[Extracted records]
****************************************

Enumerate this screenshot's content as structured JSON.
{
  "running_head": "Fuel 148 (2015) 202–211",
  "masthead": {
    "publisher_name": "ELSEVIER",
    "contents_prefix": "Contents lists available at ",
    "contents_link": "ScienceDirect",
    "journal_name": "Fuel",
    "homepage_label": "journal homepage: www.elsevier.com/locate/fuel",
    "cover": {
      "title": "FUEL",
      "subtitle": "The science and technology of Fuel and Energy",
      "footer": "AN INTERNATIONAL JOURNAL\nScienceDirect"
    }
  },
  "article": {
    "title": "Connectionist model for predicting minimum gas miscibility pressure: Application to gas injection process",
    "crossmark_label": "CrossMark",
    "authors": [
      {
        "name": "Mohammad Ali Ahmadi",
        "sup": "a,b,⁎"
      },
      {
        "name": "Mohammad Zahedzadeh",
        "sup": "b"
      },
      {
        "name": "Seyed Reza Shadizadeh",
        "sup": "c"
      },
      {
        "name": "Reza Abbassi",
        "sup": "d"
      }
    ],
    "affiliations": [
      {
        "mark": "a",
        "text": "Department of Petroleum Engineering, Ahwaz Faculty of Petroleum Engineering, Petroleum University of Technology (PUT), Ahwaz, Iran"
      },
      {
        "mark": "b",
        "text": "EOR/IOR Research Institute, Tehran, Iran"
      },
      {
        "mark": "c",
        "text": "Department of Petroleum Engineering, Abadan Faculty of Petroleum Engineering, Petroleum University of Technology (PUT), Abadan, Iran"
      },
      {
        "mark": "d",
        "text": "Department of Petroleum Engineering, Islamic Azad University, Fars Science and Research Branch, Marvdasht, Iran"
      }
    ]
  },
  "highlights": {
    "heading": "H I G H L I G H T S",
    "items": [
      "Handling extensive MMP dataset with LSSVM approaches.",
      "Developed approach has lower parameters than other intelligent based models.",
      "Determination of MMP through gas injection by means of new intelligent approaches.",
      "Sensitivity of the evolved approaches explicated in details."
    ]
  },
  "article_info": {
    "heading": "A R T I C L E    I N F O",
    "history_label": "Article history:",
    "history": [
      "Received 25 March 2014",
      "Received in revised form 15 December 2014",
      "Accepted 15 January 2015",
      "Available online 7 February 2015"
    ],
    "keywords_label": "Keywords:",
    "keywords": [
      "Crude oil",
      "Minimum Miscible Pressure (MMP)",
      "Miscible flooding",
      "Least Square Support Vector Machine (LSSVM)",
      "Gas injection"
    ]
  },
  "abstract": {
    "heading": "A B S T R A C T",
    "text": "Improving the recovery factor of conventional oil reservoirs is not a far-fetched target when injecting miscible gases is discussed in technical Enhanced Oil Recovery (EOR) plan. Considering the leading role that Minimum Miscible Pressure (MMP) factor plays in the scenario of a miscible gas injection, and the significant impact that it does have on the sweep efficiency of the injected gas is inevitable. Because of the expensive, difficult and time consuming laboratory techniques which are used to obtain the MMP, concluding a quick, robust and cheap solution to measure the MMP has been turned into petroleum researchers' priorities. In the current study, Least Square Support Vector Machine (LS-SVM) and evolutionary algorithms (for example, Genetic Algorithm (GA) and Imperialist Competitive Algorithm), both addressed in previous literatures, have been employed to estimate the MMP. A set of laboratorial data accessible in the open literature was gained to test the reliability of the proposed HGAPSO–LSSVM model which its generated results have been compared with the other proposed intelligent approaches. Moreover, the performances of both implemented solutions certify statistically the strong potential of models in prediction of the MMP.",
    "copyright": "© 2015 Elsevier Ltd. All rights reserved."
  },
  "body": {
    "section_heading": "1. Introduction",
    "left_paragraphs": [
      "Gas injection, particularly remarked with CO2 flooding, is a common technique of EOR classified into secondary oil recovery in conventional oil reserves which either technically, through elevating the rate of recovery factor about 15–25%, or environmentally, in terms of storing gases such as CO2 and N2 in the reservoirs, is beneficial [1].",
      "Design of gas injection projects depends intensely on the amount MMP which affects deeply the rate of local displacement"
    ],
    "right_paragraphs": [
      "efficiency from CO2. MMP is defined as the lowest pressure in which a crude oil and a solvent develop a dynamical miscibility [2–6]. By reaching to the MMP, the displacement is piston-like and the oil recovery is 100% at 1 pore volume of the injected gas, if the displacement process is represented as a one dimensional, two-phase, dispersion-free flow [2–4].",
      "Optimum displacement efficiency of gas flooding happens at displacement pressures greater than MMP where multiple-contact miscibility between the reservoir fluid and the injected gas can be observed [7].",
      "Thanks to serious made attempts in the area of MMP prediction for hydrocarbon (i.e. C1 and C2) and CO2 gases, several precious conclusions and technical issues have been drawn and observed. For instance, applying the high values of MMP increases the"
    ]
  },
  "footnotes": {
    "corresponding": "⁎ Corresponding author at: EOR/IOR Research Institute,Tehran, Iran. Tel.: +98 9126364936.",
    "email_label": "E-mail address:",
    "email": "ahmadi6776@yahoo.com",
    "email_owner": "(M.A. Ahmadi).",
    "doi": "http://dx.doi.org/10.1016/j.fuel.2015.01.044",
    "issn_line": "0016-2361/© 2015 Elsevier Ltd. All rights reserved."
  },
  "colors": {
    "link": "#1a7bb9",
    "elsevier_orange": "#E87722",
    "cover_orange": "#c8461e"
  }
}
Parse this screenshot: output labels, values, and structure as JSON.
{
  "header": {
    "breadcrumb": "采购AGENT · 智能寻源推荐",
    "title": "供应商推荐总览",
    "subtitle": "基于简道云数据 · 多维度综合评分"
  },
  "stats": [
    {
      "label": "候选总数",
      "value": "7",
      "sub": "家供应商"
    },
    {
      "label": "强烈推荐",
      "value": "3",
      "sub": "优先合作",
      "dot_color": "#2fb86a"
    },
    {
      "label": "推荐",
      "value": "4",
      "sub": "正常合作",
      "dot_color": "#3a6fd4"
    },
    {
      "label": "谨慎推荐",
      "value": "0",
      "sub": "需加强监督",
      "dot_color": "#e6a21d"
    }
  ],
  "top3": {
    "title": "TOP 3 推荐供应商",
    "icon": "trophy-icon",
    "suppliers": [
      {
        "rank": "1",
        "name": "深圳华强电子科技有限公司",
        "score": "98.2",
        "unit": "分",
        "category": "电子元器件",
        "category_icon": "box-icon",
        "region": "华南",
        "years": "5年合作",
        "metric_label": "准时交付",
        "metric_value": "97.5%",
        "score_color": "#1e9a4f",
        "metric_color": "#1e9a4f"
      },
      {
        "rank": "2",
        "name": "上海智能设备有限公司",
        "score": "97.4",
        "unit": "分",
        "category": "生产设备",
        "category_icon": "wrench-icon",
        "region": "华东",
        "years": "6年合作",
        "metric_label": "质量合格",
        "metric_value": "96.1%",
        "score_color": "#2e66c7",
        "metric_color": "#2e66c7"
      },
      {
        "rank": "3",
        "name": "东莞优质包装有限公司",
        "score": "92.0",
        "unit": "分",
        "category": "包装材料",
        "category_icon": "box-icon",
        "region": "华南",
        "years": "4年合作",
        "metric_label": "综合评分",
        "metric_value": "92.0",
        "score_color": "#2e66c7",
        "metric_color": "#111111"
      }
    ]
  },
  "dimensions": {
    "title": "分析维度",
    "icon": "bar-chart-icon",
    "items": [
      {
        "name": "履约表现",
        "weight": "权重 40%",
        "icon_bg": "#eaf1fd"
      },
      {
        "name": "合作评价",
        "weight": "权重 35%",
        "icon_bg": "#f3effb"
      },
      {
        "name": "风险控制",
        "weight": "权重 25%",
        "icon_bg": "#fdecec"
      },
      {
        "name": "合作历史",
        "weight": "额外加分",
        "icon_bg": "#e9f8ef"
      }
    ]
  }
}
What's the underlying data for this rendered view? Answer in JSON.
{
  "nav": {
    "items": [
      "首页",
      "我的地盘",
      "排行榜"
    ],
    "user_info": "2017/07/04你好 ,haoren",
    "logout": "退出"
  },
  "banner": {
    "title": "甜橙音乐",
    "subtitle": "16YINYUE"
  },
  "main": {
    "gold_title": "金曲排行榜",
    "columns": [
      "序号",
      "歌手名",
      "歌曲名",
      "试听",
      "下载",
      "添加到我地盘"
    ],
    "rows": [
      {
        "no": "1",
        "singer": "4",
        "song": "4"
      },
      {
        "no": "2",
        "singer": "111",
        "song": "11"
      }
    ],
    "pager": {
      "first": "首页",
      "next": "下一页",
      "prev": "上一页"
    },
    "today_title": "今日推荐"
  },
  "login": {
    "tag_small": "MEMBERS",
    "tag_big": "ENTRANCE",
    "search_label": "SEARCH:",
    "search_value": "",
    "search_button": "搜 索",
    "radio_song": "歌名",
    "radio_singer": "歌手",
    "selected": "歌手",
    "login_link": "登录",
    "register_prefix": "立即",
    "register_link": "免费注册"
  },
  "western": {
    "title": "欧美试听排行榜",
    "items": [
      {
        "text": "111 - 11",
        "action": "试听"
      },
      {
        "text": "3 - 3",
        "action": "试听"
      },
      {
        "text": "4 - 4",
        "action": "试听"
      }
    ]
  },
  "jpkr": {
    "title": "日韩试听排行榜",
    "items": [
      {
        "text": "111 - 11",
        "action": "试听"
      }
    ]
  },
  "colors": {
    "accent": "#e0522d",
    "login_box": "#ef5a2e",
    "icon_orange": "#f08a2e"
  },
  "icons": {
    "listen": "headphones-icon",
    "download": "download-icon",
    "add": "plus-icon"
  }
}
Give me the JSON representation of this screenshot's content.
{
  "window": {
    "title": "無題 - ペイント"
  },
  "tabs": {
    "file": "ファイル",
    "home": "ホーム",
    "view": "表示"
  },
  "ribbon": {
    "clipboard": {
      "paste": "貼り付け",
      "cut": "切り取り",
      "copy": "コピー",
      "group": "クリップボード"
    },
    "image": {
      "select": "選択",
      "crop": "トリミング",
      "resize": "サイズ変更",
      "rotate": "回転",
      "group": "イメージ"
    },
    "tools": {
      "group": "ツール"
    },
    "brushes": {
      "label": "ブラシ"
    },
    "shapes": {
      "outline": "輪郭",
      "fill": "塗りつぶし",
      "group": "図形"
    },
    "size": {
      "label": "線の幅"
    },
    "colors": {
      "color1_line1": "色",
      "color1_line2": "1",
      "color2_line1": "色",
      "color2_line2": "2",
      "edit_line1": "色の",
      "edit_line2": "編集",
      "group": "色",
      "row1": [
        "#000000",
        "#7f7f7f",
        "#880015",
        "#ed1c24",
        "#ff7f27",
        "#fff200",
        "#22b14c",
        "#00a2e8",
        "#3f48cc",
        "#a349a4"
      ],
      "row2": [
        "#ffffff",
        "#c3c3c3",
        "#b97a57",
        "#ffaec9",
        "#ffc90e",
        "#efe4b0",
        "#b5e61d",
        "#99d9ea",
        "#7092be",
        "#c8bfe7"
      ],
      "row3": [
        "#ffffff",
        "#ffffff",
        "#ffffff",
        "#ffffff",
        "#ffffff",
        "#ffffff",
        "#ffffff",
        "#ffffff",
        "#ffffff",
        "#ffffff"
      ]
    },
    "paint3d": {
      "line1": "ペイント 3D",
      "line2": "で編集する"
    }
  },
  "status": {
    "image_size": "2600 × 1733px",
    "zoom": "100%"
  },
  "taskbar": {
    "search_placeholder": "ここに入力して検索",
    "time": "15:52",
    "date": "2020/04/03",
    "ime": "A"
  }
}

****************************************

Exercise task >> Lines containing the word "Institute" must all be returned from the material above.

Exercise result >>
        "text": "EOR/IOR Research Institute, Tehran, Iran"
    "corresponding": "⁎ Corresponding author at: EOR/IOR Research Institute,Tehran, Iran. Tel.: +98 9126364936.",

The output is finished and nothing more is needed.